Count how many lines hold the string "square". Give that number alone.
* * *
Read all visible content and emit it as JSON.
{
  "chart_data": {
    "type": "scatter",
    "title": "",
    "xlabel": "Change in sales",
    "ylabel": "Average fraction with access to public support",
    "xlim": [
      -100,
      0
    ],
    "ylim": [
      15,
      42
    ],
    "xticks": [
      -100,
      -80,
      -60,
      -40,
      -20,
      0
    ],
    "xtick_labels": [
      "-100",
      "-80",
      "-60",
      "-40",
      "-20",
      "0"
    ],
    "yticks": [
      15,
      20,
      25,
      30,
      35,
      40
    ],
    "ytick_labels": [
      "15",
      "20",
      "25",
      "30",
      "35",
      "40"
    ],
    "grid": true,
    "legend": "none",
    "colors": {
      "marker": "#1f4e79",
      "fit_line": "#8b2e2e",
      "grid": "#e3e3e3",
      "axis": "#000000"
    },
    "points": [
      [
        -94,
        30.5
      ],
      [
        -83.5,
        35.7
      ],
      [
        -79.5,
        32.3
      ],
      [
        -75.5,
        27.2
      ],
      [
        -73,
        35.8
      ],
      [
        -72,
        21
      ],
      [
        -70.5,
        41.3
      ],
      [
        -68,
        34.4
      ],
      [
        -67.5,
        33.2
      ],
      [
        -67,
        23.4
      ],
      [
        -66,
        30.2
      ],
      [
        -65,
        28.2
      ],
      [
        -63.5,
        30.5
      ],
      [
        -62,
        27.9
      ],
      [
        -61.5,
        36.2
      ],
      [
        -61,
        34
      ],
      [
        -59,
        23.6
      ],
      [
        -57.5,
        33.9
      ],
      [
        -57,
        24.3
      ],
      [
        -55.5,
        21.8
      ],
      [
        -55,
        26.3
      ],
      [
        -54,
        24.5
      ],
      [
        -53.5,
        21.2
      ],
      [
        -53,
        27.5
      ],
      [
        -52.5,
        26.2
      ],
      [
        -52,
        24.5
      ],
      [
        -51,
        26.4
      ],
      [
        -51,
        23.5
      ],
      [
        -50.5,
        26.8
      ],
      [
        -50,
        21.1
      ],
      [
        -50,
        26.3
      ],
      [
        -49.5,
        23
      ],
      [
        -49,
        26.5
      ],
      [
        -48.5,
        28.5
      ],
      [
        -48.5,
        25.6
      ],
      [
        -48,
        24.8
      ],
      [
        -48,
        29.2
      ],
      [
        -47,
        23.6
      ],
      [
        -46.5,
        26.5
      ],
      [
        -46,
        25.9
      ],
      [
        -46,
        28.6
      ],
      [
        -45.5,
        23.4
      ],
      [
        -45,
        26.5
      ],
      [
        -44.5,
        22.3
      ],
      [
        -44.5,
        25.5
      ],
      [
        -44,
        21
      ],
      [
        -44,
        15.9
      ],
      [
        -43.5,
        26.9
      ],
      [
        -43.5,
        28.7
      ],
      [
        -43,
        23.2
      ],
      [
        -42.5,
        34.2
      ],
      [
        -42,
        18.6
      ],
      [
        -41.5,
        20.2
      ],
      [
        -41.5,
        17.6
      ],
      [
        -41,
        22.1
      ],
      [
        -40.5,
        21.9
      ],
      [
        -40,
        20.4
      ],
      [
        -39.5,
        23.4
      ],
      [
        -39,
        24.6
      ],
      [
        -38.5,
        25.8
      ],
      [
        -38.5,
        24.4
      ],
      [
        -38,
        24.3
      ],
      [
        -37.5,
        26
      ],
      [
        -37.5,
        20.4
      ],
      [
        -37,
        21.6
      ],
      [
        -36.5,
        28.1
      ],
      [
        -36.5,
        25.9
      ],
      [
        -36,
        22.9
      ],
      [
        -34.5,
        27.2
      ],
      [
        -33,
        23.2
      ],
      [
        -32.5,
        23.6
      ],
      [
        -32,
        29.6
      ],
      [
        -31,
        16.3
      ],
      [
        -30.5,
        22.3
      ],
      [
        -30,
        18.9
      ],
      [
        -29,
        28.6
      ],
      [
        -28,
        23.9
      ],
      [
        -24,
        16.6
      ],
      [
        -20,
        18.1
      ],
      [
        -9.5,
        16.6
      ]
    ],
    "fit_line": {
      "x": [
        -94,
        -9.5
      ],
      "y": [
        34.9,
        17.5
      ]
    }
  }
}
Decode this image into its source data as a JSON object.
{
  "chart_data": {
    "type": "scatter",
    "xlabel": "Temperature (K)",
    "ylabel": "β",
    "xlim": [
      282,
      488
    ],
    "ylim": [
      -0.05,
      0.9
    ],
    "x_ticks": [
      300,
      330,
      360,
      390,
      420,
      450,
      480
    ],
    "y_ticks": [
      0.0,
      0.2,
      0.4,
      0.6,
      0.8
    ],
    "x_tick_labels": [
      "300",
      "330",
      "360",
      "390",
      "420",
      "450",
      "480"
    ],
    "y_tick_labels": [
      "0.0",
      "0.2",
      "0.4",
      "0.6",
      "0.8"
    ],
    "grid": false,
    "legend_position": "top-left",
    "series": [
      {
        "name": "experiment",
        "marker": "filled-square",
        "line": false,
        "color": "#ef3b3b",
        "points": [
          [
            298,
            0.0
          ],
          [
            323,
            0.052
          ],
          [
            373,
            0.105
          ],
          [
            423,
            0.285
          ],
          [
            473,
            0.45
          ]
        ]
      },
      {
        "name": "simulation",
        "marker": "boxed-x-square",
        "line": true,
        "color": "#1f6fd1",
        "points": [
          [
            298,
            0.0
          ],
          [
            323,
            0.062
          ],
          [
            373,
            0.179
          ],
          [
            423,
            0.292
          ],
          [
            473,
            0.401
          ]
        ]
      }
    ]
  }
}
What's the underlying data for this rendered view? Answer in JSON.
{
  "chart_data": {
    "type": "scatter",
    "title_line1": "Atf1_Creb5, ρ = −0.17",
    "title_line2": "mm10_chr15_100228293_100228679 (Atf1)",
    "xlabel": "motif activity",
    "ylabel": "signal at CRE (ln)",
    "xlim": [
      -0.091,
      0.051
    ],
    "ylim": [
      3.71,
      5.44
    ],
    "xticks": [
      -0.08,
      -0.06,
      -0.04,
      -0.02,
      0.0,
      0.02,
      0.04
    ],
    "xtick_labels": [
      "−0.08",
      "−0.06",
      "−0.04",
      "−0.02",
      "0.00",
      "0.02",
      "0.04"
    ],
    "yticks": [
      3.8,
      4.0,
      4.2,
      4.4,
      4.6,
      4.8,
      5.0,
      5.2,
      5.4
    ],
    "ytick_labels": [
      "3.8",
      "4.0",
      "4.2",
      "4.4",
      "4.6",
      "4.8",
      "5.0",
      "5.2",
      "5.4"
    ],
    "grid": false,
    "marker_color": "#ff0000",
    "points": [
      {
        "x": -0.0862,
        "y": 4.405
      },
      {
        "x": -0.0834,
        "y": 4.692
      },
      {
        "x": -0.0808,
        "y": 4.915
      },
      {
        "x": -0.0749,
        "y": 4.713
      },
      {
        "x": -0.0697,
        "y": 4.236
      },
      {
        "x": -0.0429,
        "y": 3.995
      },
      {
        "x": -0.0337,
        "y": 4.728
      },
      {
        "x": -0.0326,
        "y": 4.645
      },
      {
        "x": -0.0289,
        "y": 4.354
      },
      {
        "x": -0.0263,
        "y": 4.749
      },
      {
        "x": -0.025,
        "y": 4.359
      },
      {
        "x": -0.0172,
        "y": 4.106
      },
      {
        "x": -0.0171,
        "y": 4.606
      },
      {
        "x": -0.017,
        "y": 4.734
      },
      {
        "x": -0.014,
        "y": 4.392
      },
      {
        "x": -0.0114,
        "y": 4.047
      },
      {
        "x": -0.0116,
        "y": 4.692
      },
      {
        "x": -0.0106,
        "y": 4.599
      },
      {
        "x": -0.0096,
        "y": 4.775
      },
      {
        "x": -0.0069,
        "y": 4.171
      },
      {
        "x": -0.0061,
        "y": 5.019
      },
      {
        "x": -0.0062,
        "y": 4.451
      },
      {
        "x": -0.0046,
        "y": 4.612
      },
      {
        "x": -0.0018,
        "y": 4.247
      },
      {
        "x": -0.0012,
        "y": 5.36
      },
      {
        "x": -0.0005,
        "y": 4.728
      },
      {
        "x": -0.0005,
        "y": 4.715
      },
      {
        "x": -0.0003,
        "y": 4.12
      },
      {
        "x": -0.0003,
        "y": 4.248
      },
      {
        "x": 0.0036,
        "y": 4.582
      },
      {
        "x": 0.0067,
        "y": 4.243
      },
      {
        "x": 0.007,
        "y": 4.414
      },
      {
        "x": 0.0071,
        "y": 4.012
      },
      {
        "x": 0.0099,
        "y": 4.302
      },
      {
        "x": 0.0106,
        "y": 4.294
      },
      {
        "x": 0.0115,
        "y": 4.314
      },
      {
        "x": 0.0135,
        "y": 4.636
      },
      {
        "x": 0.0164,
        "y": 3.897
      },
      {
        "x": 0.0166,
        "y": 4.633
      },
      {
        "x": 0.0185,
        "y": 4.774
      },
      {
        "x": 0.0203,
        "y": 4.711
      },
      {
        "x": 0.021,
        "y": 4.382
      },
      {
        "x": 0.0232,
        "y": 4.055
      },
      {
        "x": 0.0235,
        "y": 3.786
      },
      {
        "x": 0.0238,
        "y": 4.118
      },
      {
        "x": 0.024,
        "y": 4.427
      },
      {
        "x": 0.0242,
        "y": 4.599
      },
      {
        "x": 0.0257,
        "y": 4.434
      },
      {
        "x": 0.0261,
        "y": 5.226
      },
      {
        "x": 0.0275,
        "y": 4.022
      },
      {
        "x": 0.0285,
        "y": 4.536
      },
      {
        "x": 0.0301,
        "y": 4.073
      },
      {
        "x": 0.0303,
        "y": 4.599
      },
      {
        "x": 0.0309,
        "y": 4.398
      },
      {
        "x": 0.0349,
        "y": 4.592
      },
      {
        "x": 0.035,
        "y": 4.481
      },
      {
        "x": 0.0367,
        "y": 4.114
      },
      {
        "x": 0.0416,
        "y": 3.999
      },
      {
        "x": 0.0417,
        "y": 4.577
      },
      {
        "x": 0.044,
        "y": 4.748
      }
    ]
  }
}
* * *
• **REPLY**
2